>> start Records for the exercise

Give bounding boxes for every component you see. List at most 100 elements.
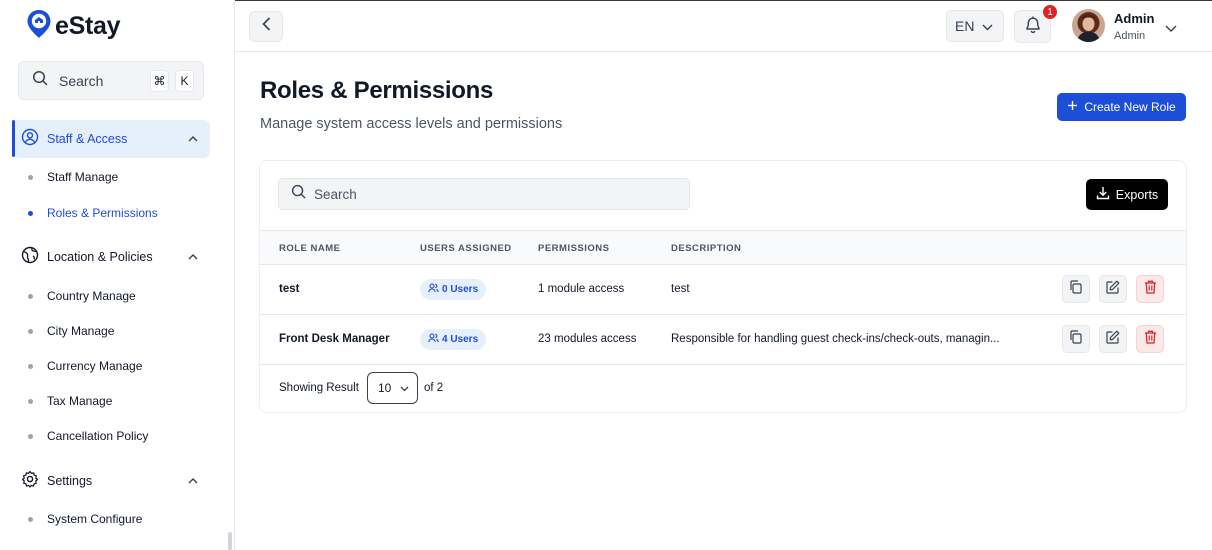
column-header-role-name[interactable]: ROLE NAME <box>279 243 341 254</box>
shortcut-k-key: K <box>175 69 194 92</box>
table-search-input[interactable]: Search <box>278 178 690 210</box>
chevron-down-icon[interactable] <box>1165 19 1177 37</box>
bullet-icon <box>28 328 33 334</box>
language-value: EN <box>955 18 975 34</box>
sidebar-item-staff-manage[interactable]: Staff Manage <box>28 170 118 184</box>
role-description: test <box>671 283 690 295</box>
sidebar-item-label: Tax Manage <box>47 394 113 408</box>
user-name[interactable]: Admin <box>1114 11 1154 26</box>
per-page-select[interactable]: 10 <box>367 372 418 404</box>
copy-icon <box>1069 279 1083 299</box>
edit-icon <box>1106 330 1120 349</box>
users-count: 4 Users <box>442 334 479 345</box>
download-icon <box>1096 186 1110 203</box>
column-header-description[interactable]: DESCRIPTION <box>671 243 741 254</box>
table-header: ROLE NAME USERS ASSIGNED PERMISSIONS DES… <box>260 230 1186 265</box>
copy-role-button[interactable] <box>1062 325 1090 353</box>
copy-icon <box>1069 329 1083 349</box>
page-title: Roles & Permissions <box>260 77 494 104</box>
sidebar-search[interactable]: Search ⌘ K <box>18 61 204 100</box>
table-search-placeholder: Search <box>314 186 357 202</box>
sidebar-item-country-manage[interactable]: Country Manage <box>28 289 136 303</box>
users-assigned-badge[interactable]: 4 Users <box>420 329 487 350</box>
sidebar-item-system-configure[interactable]: System Configure <box>28 512 142 526</box>
shortcut-command-key: ⌘ <box>150 69 169 92</box>
language-select[interactable]: EN <box>946 10 1004 42</box>
copy-role-button[interactable] <box>1062 275 1090 303</box>
delete-role-button[interactable] <box>1136 325 1164 353</box>
search-icon <box>32 70 48 91</box>
sidebar-item-label: System Configure <box>47 512 143 526</box>
sidebar-item-label: Roles & Permissions <box>47 206 158 220</box>
nav-group-staff-access[interactable]: Staff & Access <box>12 120 210 158</box>
table-row[interactable]: Front Desk Manager 4 Users 23 modules ac… <box>260 315 1186 365</box>
plus-icon <box>1067 100 1078 114</box>
sidebar-item-roles-permissions[interactable]: Roles & Permissions <box>28 206 158 220</box>
sidebar-item-label: Country Manage <box>47 289 136 303</box>
sidebar-search-label: Search <box>59 72 104 89</box>
bullet-icon <box>28 433 33 439</box>
avatar[interactable] <box>1072 9 1105 42</box>
brand-name: eStay <box>55 12 121 40</box>
notification-count-badge: 1 <box>1042 4 1058 20</box>
bullet-icon <box>28 363 33 369</box>
role-name: test <box>279 283 300 295</box>
edit-role-button[interactable] <box>1099 275 1127 303</box>
top-header: EN 1 Admin Admin <box>236 1 1212 52</box>
chevron-up-icon[interactable] <box>188 254 198 260</box>
per-page-value: 10 <box>378 381 392 395</box>
chevron-down-icon <box>400 381 409 395</box>
column-header-users-assigned[interactable]: USERS ASSIGNED <box>420 243 512 254</box>
sidebar-item-city-manage[interactable]: City Manage <box>28 324 114 338</box>
nav-group-settings[interactable]: Settings <box>12 462 210 500</box>
roles-table-card: Search Exports ROLE NAME USERS ASSIGNED … <box>259 160 1187 413</box>
create-new-role-button[interactable]: Create New Role <box>1057 93 1186 121</box>
role-description: Responsible for handling guest check-ins… <box>671 333 1000 345</box>
bullet-icon <box>28 398 33 404</box>
active-indicator <box>12 120 15 157</box>
role-name: Front Desk Manager <box>279 333 390 345</box>
delete-role-button[interactable] <box>1136 275 1164 303</box>
page-subtitle: Manage system access levels and permissi… <box>260 116 563 132</box>
permissions-summary: 23 modules access <box>538 333 637 345</box>
users-icon <box>428 333 439 346</box>
sidebar-item-currency-manage[interactable]: Currency Manage <box>28 359 142 373</box>
users-icon <box>428 283 439 296</box>
sidebar-scrollbar[interactable] <box>228 532 232 550</box>
search-icon <box>291 184 306 204</box>
table-row[interactable]: test 0 Users 1 module access test <box>260 265 1186 315</box>
pagination-total-label: of 2 <box>424 382 444 394</box>
user-circle-icon <box>21 128 39 151</box>
location-pin-logo-icon <box>26 9 52 44</box>
brand-logo[interactable]: eStay <box>26 9 121 44</box>
exports-button[interactable]: Exports <box>1086 179 1168 210</box>
chevron-down-icon <box>982 18 993 34</box>
trash-icon <box>1144 280 1157 299</box>
nav-group-label: Settings <box>47 474 93 488</box>
user-role: Admin <box>1114 30 1146 42</box>
chevron-up-icon[interactable] <box>188 136 198 142</box>
bell-icon <box>1024 15 1042 39</box>
gear-icon <box>21 470 39 493</box>
nav-group-label: Staff & Access <box>47 132 128 146</box>
trash-icon <box>1144 330 1157 349</box>
sidebar-item-cancellation-policy[interactable]: Cancellation Policy <box>28 429 148 443</box>
sidebar-item-label: Cancellation Policy <box>47 429 149 443</box>
back-button[interactable] <box>249 11 283 42</box>
pagination-showing-label: Showing Result <box>279 382 359 394</box>
exports-label: Exports <box>1115 187 1159 202</box>
sidebar: eStay Search ⌘ K Staff & Access Staff Ma… <box>0 0 235 550</box>
column-header-permissions[interactable]: PERMISSIONS <box>538 243 610 254</box>
chevron-up-icon[interactable] <box>188 478 198 484</box>
create-new-role-label: Create New Role <box>1084 100 1176 114</box>
nav-group-location-policies[interactable]: Location & Policies <box>12 238 210 276</box>
bullet-icon <box>28 174 33 180</box>
sidebar-item-label: Staff Manage <box>47 170 119 184</box>
users-count: 0 Users <box>442 284 479 295</box>
chevron-left-icon <box>261 17 271 36</box>
edit-role-button[interactable] <box>1099 325 1127 353</box>
bullet-icon <box>28 516 33 522</box>
sidebar-item-tax-manage[interactable]: Tax Manage <box>28 394 112 408</box>
sidebar-item-label: Currency Manage <box>47 359 143 373</box>
users-assigned-badge[interactable]: 0 Users <box>420 279 487 300</box>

>> end Records for the exercise

* **Task requirements**
Can you reproduce all of the data above line by line, character for character, leaving out the pictures?

* **Response to the task**
Give bounding boxes for every component you see. List at most 100 elements.
column-header-role-name[interactable]: ROLE NAME <box>279 243 341 254</box>
shortcut-k-key: K <box>175 69 194 92</box>
table-search-input[interactable]: Search <box>278 178 690 210</box>
chevron-down-icon[interactable] <box>1165 19 1177 37</box>
bullet-icon <box>28 328 33 334</box>
language-value: EN <box>955 18 975 34</box>
sidebar-item-staff-manage[interactable]: Staff Manage <box>28 170 118 184</box>
role-description: test <box>671 283 690 295</box>
sidebar-item-label: Tax Manage <box>47 394 113 408</box>
user-name[interactable]: Admin <box>1114 11 1154 26</box>
per-page-select[interactable]: 10 <box>367 372 418 404</box>
copy-icon <box>1069 279 1083 299</box>
edit-icon <box>1106 330 1120 349</box>
users-count: 4 Users <box>442 334 479 345</box>
download-icon <box>1096 186 1110 203</box>
column-header-description[interactable]: DESCRIPTION <box>671 243 741 254</box>
table-header: ROLE NAME USERS ASSIGNED PERMISSIONS DES… <box>260 230 1186 265</box>
copy-role-button[interactable] <box>1062 325 1090 353</box>
copy-icon <box>1069 329 1083 349</box>
page-title: Roles & Permissions <box>260 77 494 104</box>
sidebar-search[interactable]: Search ⌘ K <box>18 61 204 100</box>
table-search-placeholder: Search <box>314 186 357 202</box>
sidebar-item-country-manage[interactable]: Country Manage <box>28 289 136 303</box>
users-assigned-badge[interactable]: 4 Users <box>420 329 487 350</box>
sidebar-item-system-configure[interactable]: System Configure <box>28 512 142 526</box>
shortcut-command-key: ⌘ <box>150 69 169 92</box>
language-select[interactable]: EN <box>946 10 1004 42</box>
copy-role-button[interactable] <box>1062 275 1090 303</box>
delete-role-button[interactable] <box>1136 325 1164 353</box>
search-icon <box>32 70 48 91</box>
sidebar-item-label: System Configure <box>47 512 143 526</box>
sidebar-item-label: Roles & Permissions <box>47 206 158 220</box>
nav-group-staff-access[interactable]: Staff & Access <box>12 120 210 158</box>
table-row[interactable]: Front Desk Manager 4 Users 23 modules ac… <box>260 315 1186 365</box>
plus-icon <box>1067 100 1078 114</box>
sidebar-item-roles-permissions[interactable]: Roles & Permissions <box>28 206 158 220</box>
sidebar-item-label: Country Manage <box>47 289 136 303</box>
sidebar-search-label: Search <box>59 72 104 89</box>
bullet-icon <box>28 433 33 439</box>
avatar[interactable] <box>1072 9 1105 42</box>
brand-name: eStay <box>55 12 121 40</box>
notification-count-badge: 1 <box>1042 4 1058 20</box>
bullet-icon <box>28 363 33 369</box>
role-name: test <box>279 283 300 295</box>
edit-role-button[interactable] <box>1099 275 1127 303</box>
top-header: EN 1 Admin Admin <box>236 1 1212 52</box>
chevron-up-icon[interactable] <box>188 254 198 260</box>
per-page-value: 10 <box>378 381 392 395</box>
chevron-down-icon <box>400 381 409 395</box>
column-header-users-assigned[interactable]: USERS ASSIGNED <box>420 243 512 254</box>
sidebar-item-city-manage[interactable]: City Manage <box>28 324 114 338</box>
nav-group-settings[interactable]: Settings <box>12 462 210 500</box>
roles-table-card: Search Exports ROLE NAME USERS ASSIGNED … <box>259 160 1187 413</box>
create-new-role-button[interactable]: Create New Role <box>1057 93 1186 121</box>
role-description: Responsible for handling guest check-ins… <box>671 333 1000 345</box>
bullet-icon <box>28 398 33 404</box>
active-indicator <box>12 120 15 157</box>
role-name: Front Desk Manager <box>279 333 390 345</box>
delete-role-button[interactable] <box>1136 275 1164 303</box>
page-subtitle: Manage system access levels and permissi… <box>260 116 563 132</box>
permissions-summary: 23 modules access <box>538 333 637 345</box>
users-icon <box>428 333 439 346</box>
sidebar-item-currency-manage[interactable]: Currency Manage <box>28 359 142 373</box>
users-icon <box>428 283 439 296</box>
sidebar-scrollbar[interactable] <box>228 532 232 550</box>
search-icon <box>291 184 306 204</box>
table-row[interactable]: test 0 Users 1 module access test <box>260 265 1186 315</box>
pagination-total-label: of 2 <box>424 382 444 394</box>
user-circle-icon <box>21 128 39 151</box>
location-pin-logo-icon <box>26 9 52 44</box>
brand-logo[interactable]: eStay <box>26 9 121 44</box>
exports-button[interactable]: Exports <box>1086 179 1168 210</box>
chevron-down-icon <box>982 18 993 34</box>
trash-icon <box>1144 280 1157 299</box>
nav-group-label: Settings <box>47 474 93 488</box>
user-role: Admin <box>1114 30 1146 42</box>
chevron-up-icon[interactable] <box>188 136 198 142</box>
bell-icon <box>1024 15 1042 39</box>
gear-icon <box>21 470 39 493</box>
nav-group-label: Staff & Access <box>47 132 128 146</box>
trash-icon <box>1144 330 1157 349</box>
sidebar-item-cancellation-policy[interactable]: Cancellation Policy <box>28 429 148 443</box>
sidebar-item-label: Cancellation Policy <box>47 429 149 443</box>
back-button[interactable] <box>249 11 283 42</box>
pagination-showing-label: Showing Result <box>279 382 359 394</box>
exports-label: Exports <box>1115 187 1159 202</box>
sidebar: eStay Search ⌘ K Staff & Access Staff Ma… <box>0 0 235 550</box>
column-header-permissions[interactable]: PERMISSIONS <box>538 243 610 254</box>
chevron-up-icon[interactable] <box>188 478 198 484</box>
create-new-role-label: Create New Role <box>1084 100 1176 114</box>
nav-group-location-policies[interactable]: Location & Policies <box>12 238 210 276</box>
bullet-icon <box>28 174 33 180</box>
sidebar-item-label: Staff Manage <box>47 170 119 184</box>
users-count: 0 Users <box>442 284 479 295</box>
chevron-left-icon <box>261 17 271 36</box>
edit-role-button[interactable] <box>1099 325 1127 353</box>
bullet-icon <box>28 516 33 522</box>
sidebar-item-tax-manage[interactable]: Tax Manage <box>28 394 112 408</box>
sidebar-item-label: Currency Manage <box>47 359 143 373</box>
users-assigned-badge[interactable]: 0 Users <box>420 279 487 300</box>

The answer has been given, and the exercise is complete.